§ **Problem to work on**:
Every line below is to be quoted exactly, with nothing added or dropped.

----- Data shown -----

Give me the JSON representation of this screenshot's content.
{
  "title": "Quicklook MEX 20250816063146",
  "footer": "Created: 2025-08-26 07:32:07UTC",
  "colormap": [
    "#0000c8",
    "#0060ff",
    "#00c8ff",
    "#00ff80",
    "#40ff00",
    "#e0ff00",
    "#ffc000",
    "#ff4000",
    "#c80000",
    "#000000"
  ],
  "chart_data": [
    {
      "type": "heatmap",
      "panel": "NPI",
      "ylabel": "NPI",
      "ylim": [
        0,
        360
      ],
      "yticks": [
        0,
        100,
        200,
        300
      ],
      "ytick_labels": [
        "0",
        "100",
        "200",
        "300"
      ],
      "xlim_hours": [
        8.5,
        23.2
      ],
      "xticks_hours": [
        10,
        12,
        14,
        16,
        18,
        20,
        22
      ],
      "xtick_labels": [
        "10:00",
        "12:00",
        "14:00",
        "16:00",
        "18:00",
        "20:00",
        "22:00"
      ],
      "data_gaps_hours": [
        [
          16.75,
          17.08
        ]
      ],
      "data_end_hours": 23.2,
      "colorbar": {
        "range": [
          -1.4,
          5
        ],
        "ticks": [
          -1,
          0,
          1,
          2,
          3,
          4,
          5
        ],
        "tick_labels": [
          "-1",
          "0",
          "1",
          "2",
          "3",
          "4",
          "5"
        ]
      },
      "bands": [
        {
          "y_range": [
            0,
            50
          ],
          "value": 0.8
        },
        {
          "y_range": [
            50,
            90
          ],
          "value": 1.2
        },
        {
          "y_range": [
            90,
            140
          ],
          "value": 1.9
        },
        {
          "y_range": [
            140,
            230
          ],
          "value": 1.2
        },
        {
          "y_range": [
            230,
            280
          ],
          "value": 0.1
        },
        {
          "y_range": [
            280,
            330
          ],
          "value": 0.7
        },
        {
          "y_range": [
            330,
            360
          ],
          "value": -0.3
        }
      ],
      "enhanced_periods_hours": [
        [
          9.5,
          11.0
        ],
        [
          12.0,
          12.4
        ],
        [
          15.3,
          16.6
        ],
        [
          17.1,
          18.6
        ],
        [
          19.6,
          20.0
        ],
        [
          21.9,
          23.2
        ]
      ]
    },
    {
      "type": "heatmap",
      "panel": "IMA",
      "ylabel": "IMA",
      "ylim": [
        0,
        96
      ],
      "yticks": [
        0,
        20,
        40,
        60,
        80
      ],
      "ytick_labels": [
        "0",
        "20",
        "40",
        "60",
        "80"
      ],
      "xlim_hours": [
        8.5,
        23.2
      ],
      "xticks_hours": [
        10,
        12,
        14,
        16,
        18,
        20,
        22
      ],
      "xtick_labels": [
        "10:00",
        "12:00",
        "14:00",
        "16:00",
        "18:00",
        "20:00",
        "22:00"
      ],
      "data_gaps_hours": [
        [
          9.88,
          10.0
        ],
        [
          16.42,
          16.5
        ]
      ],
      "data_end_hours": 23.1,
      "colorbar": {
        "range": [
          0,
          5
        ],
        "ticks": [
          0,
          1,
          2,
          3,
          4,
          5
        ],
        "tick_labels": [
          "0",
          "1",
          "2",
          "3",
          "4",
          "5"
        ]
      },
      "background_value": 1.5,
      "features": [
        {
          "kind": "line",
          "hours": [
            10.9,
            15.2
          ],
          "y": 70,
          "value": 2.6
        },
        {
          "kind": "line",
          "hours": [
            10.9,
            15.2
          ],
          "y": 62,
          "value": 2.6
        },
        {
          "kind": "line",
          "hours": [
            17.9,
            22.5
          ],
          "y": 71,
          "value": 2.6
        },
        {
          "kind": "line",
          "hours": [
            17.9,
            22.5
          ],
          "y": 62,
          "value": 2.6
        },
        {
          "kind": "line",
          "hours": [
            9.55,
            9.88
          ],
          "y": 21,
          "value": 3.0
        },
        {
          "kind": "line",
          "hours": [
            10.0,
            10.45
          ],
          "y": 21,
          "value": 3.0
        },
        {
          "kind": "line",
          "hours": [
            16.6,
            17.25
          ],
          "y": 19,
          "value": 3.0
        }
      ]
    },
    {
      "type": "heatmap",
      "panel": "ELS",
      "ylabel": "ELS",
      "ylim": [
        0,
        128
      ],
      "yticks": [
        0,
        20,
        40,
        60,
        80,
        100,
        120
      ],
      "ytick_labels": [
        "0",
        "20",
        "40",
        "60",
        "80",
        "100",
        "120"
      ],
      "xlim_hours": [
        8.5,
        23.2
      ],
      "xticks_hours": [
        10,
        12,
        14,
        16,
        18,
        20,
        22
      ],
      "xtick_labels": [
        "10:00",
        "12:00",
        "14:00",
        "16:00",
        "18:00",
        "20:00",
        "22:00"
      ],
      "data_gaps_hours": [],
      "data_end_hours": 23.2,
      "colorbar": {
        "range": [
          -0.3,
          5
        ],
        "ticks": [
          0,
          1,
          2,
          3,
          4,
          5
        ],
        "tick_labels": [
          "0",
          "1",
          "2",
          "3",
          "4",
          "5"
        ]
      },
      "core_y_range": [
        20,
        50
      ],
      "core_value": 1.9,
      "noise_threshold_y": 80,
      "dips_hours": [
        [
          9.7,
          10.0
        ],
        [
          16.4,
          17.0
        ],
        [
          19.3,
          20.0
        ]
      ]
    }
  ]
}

-----

§ **Answer**:
Give me the JSON representation of this screenshot's content.
{
  "title": "Quicklook MEX 20250816063146",
  "footer": "Created: 2025-08-26 07:32:07UTC",
  "colormap": [
    "#0000c8",
    "#0060ff",
    "#00c8ff",
    "#00ff80",
    "#40ff00",
    "#e0ff00",
    "#ffc000",
    "#ff4000",
    "#c80000",
    "#000000"
  ],
  "chart_data": [
    {
      "type": "heatmap",
      "panel": "NPI",
      "ylabel": "NPI",
      "ylim": [
        0,
        360
      ],
      "yticks": [
        0,
        100,
        200,
        300
      ],
      "ytick_labels": [
        "0",
        "100",
        "200",
        "300"
      ],
      "xlim_hours": [
        8.5,
        23.2
      ],
      "xticks_hours": [
        10,
        12,
        14,
        16,
        18,
        20,
        22
      ],
      "xtick_labels": [
        "10:00",
        "12:00",
        "14:00",
        "16:00",
        "18:00",
        "20:00",
        "22:00"
      ],
      "data_gaps_hours": [
        [
          16.75,
          17.08
        ]
      ],
      "data_end_hours": 23.2,
      "colorbar": {
        "range": [
          -1.4,
          5
        ],
        "ticks": [
          -1,
          0,
          1,
          2,
          3,
          4,
          5
        ],
        "tick_labels": [
          "-1",
          "0",
          "1",
          "2",
          "3",
          "4",
          "5"
        ]
      },
      "bands": [
        {
          "y_range": [
            0,
            50
          ],
          "value": 0.8
        },
        {
          "y_range": [
            50,
            90
          ],
          "value": 1.2
        },
        {
          "y_range": [
            90,
            140
          ],
          "value": 1.9
        },
        {
          "y_range": [
            140,
            230
          ],
          "value": 1.2
        },
        {
          "y_range": [
            230,
            280
          ],
          "value": 0.1
        },
        {
          "y_range": [
            280,
            330
          ],
          "value": 0.7
        },
        {
          "y_range": [
            330,
            360
          ],
          "value": -0.3
        }
      ],
      "enhanced_periods_hours": [
        [
          9.5,
          11.0
        ],
        [
          12.0,
          12.4
        ],
        [
          15.3,
          16.6
        ],
        [
          17.1,
          18.6
        ],
        [
          19.6,
          20.0
        ],
        [
          21.9,
          23.2
        ]
      ]
    },
    {
      "type": "heatmap",
      "panel": "IMA",
      "ylabel": "IMA",
      "ylim": [
        0,
        96
      ],
      "yticks": [
        0,
        20,
        40,
        60,
        80
      ],
      "ytick_labels": [
        "0",
        "20",
        "40",
        "60",
        "80"
      ],
      "xlim_hours": [
        8.5,
        23.2
      ],
      "xticks_hours": [
        10,
        12,
        14,
        16,
        18,
        20,
        22
      ],
      "xtick_labels": [
        "10:00",
        "12:00",
        "14:00",
        "16:00",
        "18:00",
        "20:00",
        "22:00"
      ],
      "data_gaps_hours": [
        [
          9.88,
          10.0
        ],
        [
          16.42,
          16.5
        ]
      ],
      "data_end_hours": 23.1,
      "colorbar": {
        "range": [
          0,
          5
        ],
        "ticks": [
          0,
          1,
          2,
          3,
          4,
          5
        ],
        "tick_labels": [
          "0",
          "1",
          "2",
          "3",
          "4",
          "5"
        ]
      },
      "background_value": 1.5,
      "features": [
        {
          "kind": "line",
          "hours": [
            10.9,
            15.2
          ],
          "y": 70,
          "value": 2.6
        },
        {
          "kind": "line",
          "hours": [
            10.9,
            15.2
          ],
          "y": 62,
          "value": 2.6
        },
        {
          "kind": "line",
          "hours": [
            17.9,
            22.5
          ],
          "y": 71,
          "value": 2.6
        },
        {
          "kind": "line",
          "hours": [
            17.9,
            22.5
          ],
          "y": 62,
          "value": 2.6
        },
        {
          "kind": "line",
          "hours": [
            9.55,
            9.88
          ],
          "y": 21,
          "value": 3.0
        },
        {
          "kind": "line",
          "hours": [
            10.0,
            10.45
          ],
          "y": 21,
          "value": 3.0
        },
        {
          "kind": "line",
          "hours": [
            16.6,
            17.25
          ],
          "y": 19,
          "value": 3.0
        }
      ]
    },
    {
      "type": "heatmap",
      "panel": "ELS",
      "ylabel": "ELS",
      "ylim": [
        0,
        128
      ],
      "yticks": [
        0,
        20,
        40,
        60,
        80,
        100,
        120
      ],
      "ytick_labels": [
        "0",
        "20",
        "40",
        "60",
        "80",
        "100",
        "120"
      ],
      "xlim_hours": [
        8.5,
        23.2
      ],
      "xticks_hours": [
        10,
        12,
        14,
        16,
        18,
        20,
        22
      ],
      "xtick_labels": [
        "10:00",
        "12:00",
        "14:00",
        "16:00",
        "18:00",
        "20:00",
        "22:00"
      ],
      "data_gaps_hours": [],
      "data_end_hours": 23.2,
      "colorbar": {
        "range": [
          -0.3,
          5
        ],
        "ticks": [
          0,
          1,
          2,
          3,
          4,
          5
        ],
        "tick_labels": [
          "0",
          "1",
          "2",
          "3",
          "4",
          "5"
        ]
      },
      "core_y_range": [
        20,
        50
      ],
      "core_value": 1.9,
      "noise_threshold_y": 80,
      "dips_hours": [
        [
          9.7,
          10.0
        ],
        [
          16.4,
          17.0
        ],
        [
          19.3,
          20.0
        ]
      ]
    }
  ]
}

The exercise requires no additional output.